What you are asked to do: Transcribe the records that follow. Keep every word exactly, and drop the pictures.

━━ Exercise data ━━

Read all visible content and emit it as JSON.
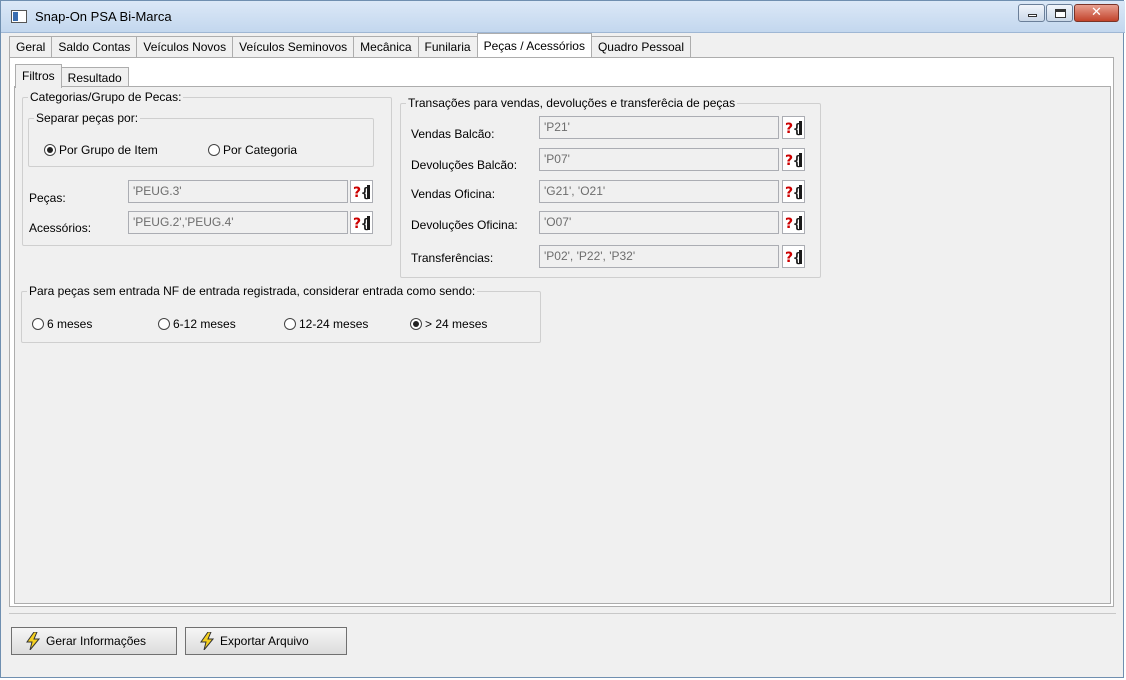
{
  "window": {
    "title": "Snap-On PSA Bi-Marca"
  },
  "tabs": [
    "Geral",
    "Saldo Contas",
    "Veículos Novos",
    "Veículos Seminovos",
    "Mecânica",
    "Funilaria",
    "Peças / Acessórios",
    "Quadro Pessoal"
  ],
  "active_tab": "Peças / Acessórios",
  "subtabs": [
    "Filtros",
    "Resultado"
  ],
  "active_subtab": "Filtros",
  "categorias": {
    "legend": "Categorias/Grupo de Pecas:",
    "separar_legend": "Separar peças por:",
    "option_grupo": "Por Grupo de Item",
    "option_categoria": "Por Categoria",
    "selected": "Por Grupo de Item",
    "pecas_label": "Peças:",
    "pecas_value": "'PEUG.3'",
    "acessorios_label": "Acessórios:",
    "acessorios_value": "'PEUG.2','PEUG.4'"
  },
  "transacoes": {
    "legend": "Transações para vendas, devoluções e transferêcia de peças",
    "rows": [
      {
        "label": "Vendas Balcão:",
        "value": "'P21'"
      },
      {
        "label": "Devoluções Balcão:",
        "value": "'P07'"
      },
      {
        "label": "Vendas Oficina:",
        "value": "'G21', 'O21'"
      },
      {
        "label": "Devoluções Oficina:",
        "value": "'O07'"
      },
      {
        "label": "Transferências:",
        "value": "'P02', 'P22', 'P32'"
      }
    ]
  },
  "entrada": {
    "legend": "Para peças sem entrada NF de entrada registrada, considerar entrada como sendo:",
    "options": [
      "6 meses",
      "6-12 meses",
      "12-24 meses",
      "> 24 meses"
    ],
    "selected": "> 24 meses"
  },
  "buttons": {
    "gerar": "Gerar Informações",
    "exportar": "Exportar Arquivo"
  },
  "icons": {
    "help_lookup": "help-lookup-icon",
    "lightning": "lightning-icon"
  },
  "colors": {
    "help_red": "#cc0000",
    "lightning_yellow": "#f5d020"
  }
}
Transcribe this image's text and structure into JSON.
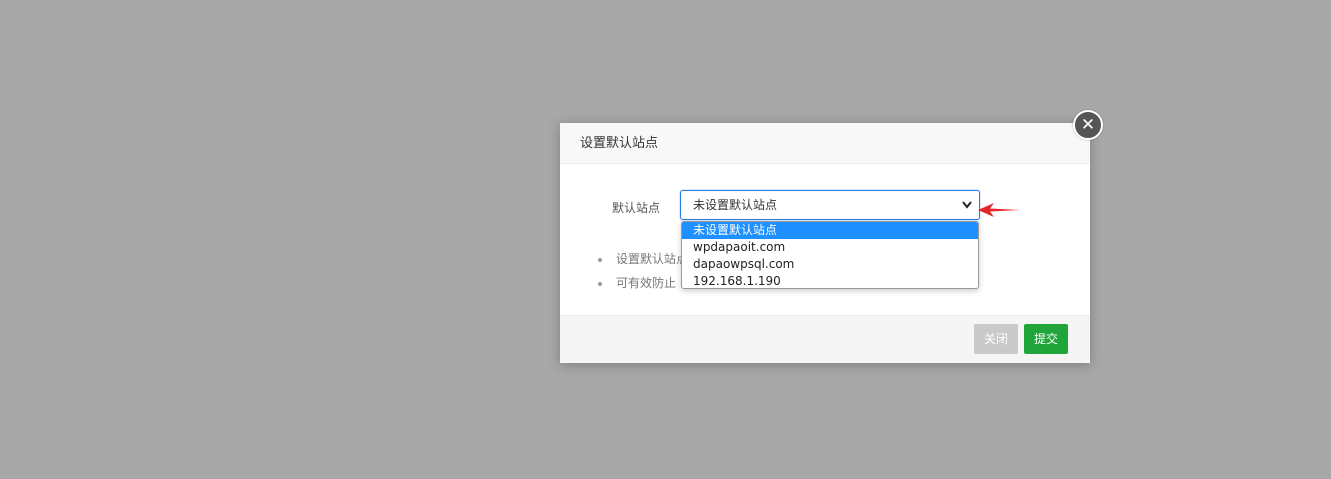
{
  "dialog": {
    "title": "设置默认站点",
    "close_icon": "✕",
    "field_label": "默认站点",
    "select_value": "未设置默认站点",
    "chevron_icon": "⌄",
    "tips": [
      "设置默认站点",
      "可有效防止"
    ],
    "close_button": "关闭",
    "submit_button": "提交"
  },
  "dropdown": {
    "options": [
      "未设置默认站点",
      "wpdapaoit.com",
      "dapaowpsql.com",
      "192.168.1.190"
    ],
    "selected_index": 0
  },
  "colors": {
    "overlay": "#a8a8a8",
    "submit": "#20a53a",
    "close_button": "#c9c9c9",
    "selected_option": "#1e90ff",
    "arrow": "#e8242b"
  }
}
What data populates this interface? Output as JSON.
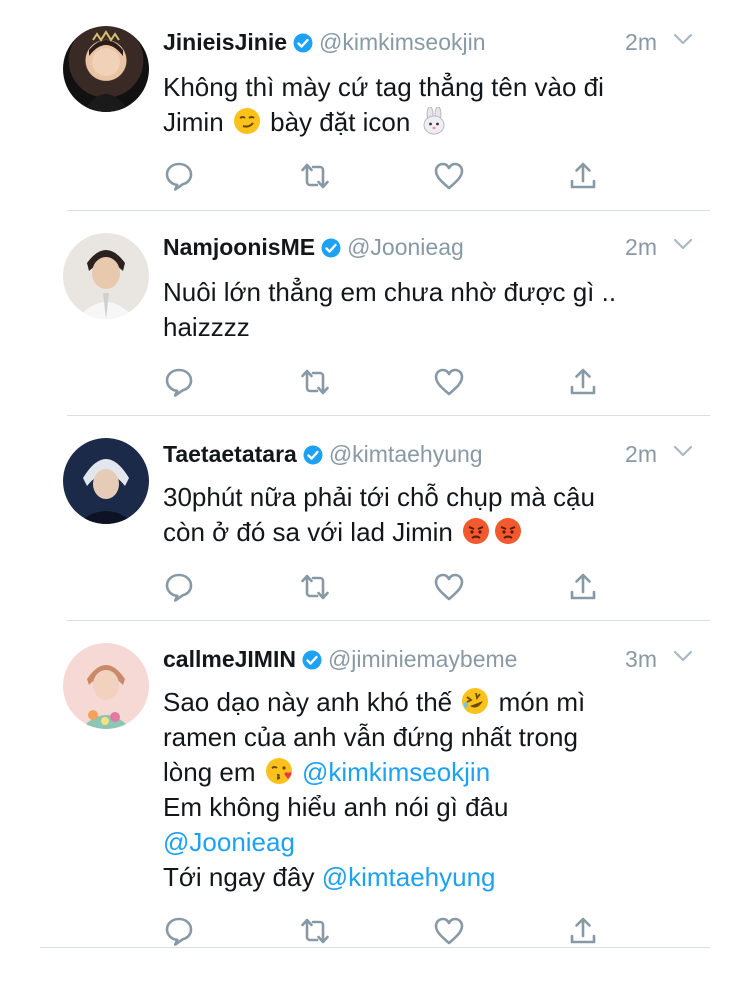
{
  "colors": {
    "name": "#14171a",
    "handle": "#8899a6",
    "mention": "#1da1f2",
    "icon": "#8899a6",
    "verified": "#1da1f2"
  },
  "tweets": [
    {
      "name": "JinieisJinie",
      "handle": "@kimkimseokjin",
      "time": "2m",
      "line1": "Không thì mày cứ tag thẳng tên vào đi",
      "line2_a": "Jimin",
      "emoji1": "smirking-face",
      "line2_b": "bày đặt icon",
      "emoji2": "rabbit-face"
    },
    {
      "name": "NamjoonisME",
      "handle": "@Joonieag",
      "time": "2m",
      "line1": "Nuôi lớn thẳng em chưa nhờ được gì ..",
      "line2": "haizzzz"
    },
    {
      "name": "Taetaetatara",
      "handle": "@kimtaehyung",
      "time": "2m",
      "line1": "30phút nữa phải tới chỗ chụp mà cậu",
      "line2": "còn ở đó sa với lad Jimin",
      "emoji1": "pouting-face",
      "emoji2": "pouting-face"
    },
    {
      "name": "callmeJIMIN",
      "handle": "@jiminiemaybeme",
      "time": "3m",
      "line1_a": "Sao dạo này anh khó thế",
      "emoji1": "rolling-on-floor-laughing",
      "line1_b": "món mì",
      "line2": "ramen của anh vẫn đứng nhất trong",
      "line3_a": "lòng em",
      "emoji2": "face-blowing-kiss",
      "line3_mention": "@kimkimseokjin",
      "line4": "Em không hiểu anh nói gì đâu",
      "line5_mention": "@Joonieag",
      "line6_a": "Tới ngay đây",
      "line6_mention": "@kimtaehyung"
    }
  ],
  "icons": [
    "reply-icon",
    "retweet-icon",
    "like-icon",
    "share-icon"
  ]
}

━━━

Full answer:
Read all visible content and emit it as JSON.
{
  "window": {
    "title": "Snap-On PSA Bi-Marca"
  },
  "tabs": [
    "Geral",
    "Saldo Contas",
    "Veículos Novos",
    "Veículos Seminovos",
    "Mecânica",
    "Funilaria",
    "Peças / Acessórios",
    "Quadro Pessoal"
  ],
  "active_tab": "Peças / Acessórios",
  "subtabs": [
    "Filtros",
    "Resultado"
  ],
  "active_subtab": "Filtros",
  "categorias": {
    "legend": "Categorias/Grupo de Pecas:",
    "separar_legend": "Separar peças por:",
    "option_grupo": "Por Grupo de Item",
    "option_categoria": "Por Categoria",
    "selected": "Por Grupo de Item",
    "pecas_label": "Peças:",
    "pecas_value": "'PEUG.3'",
    "acessorios_label": "Acessórios:",
    "acessorios_value": "'PEUG.2','PEUG.4'"
  },
  "transacoes": {
    "legend": "Transações para vendas, devoluções e transferêcia de peças",
    "rows": [
      {
        "label": "Vendas Balcão:",
        "value": "'P21'"
      },
      {
        "label": "Devoluções Balcão:",
        "value": "'P07'"
      },
      {
        "label": "Vendas Oficina:",
        "value": "'G21', 'O21'"
      },
      {
        "label": "Devoluções Oficina:",
        "value": "'O07'"
      },
      {
        "label": "Transferências:",
        "value": "'P02', 'P22', 'P32'"
      }
    ]
  },
  "entrada": {
    "legend": "Para peças sem entrada NF de entrada registrada, considerar entrada como sendo:",
    "options": [
      "6 meses",
      "6-12 meses",
      "12-24 meses",
      "> 24 meses"
    ],
    "selected": "> 24 meses"
  },
  "buttons": {
    "gerar": "Gerar Informações",
    "exportar": "Exportar Arquivo"
  },
  "icons": {
    "help_lookup": "help-lookup-icon",
    "lightning": "lightning-icon"
  },
  "colors": {
    "help_red": "#cc0000",
    "lightning_yellow": "#f5d020"
  }
}
Transcribe this image's text and structure into JSON.
{
  "dialog": {
    "title": "设置默认站点",
    "close_icon": "✕",
    "field_label": "默认站点",
    "select_value": "未设置默认站点",
    "chevron_icon": "⌄",
    "tips": [
      "设置默认站点",
      "可有效防止"
    ],
    "close_button": "关闭",
    "submit_button": "提交"
  },
  "dropdown": {
    "options": [
      "未设置默认站点",
      "wpdapaoit.com",
      "dapaowpsql.com",
      "192.168.1.190"
    ],
    "selected_index": 0
  },
  "colors": {
    "overlay": "#a8a8a8",
    "submit": "#20a53a",
    "close_button": "#c9c9c9",
    "selected_option": "#1e90ff",
    "arrow": "#e8242b"
  }
}
What data populates this interface? Output as JSON.
{
  "colors": {
    "name": "#14171a",
    "handle": "#8899a6",
    "mention": "#1da1f2",
    "icon": "#8899a6",
    "verified": "#1da1f2"
  },
  "tweets": [
    {
      "name": "JinieisJinie",
      "handle": "@kimkimseokjin",
      "time": "2m",
      "line1": "Không thì mày cứ tag thẳng tên vào đi",
      "line2_a": "Jimin",
      "emoji1": "smirking-face",
      "line2_b": "bày đặt icon",
      "emoji2": "rabbit-face"
    },
    {
      "name": "NamjoonisME",
      "handle": "@Joonieag",
      "time": "2m",
      "line1": "Nuôi lớn thẳng em chưa nhờ được gì ..",
      "line2": "haizzzz"
    },
    {
      "name": "Taetaetatara",
      "handle": "@kimtaehyung",
      "time": "2m",
      "line1": "30phút nữa phải tới chỗ chụp mà cậu",
      "line2": "còn ở đó sa với lad Jimin",
      "emoji1": "pouting-face",
      "emoji2": "pouting-face"
    },
    {
      "name": "callmeJIMIN",
      "handle": "@jiminiemaybeme",
      "time": "3m",
      "line1_a": "Sao dạo này anh khó thế",
      "emoji1": "rolling-on-floor-laughing",
      "line1_b": "món mì",
      "line2": "ramen của anh vẫn đứng nhất trong",
      "line3_a": "lòng em",
      "emoji2": "face-blowing-kiss",
      "line3_mention": "@kimkimseokjin",
      "line4": "Em không hiểu anh nói gì đâu",
      "line5_mention": "@Joonieag",
      "line6_a": "Tới ngay đây",
      "line6_mention": "@kimtaehyung"
    }
  ],
  "icons": [
    "reply-icon",
    "retweet-icon",
    "like-icon",
    "share-icon"
  ]
}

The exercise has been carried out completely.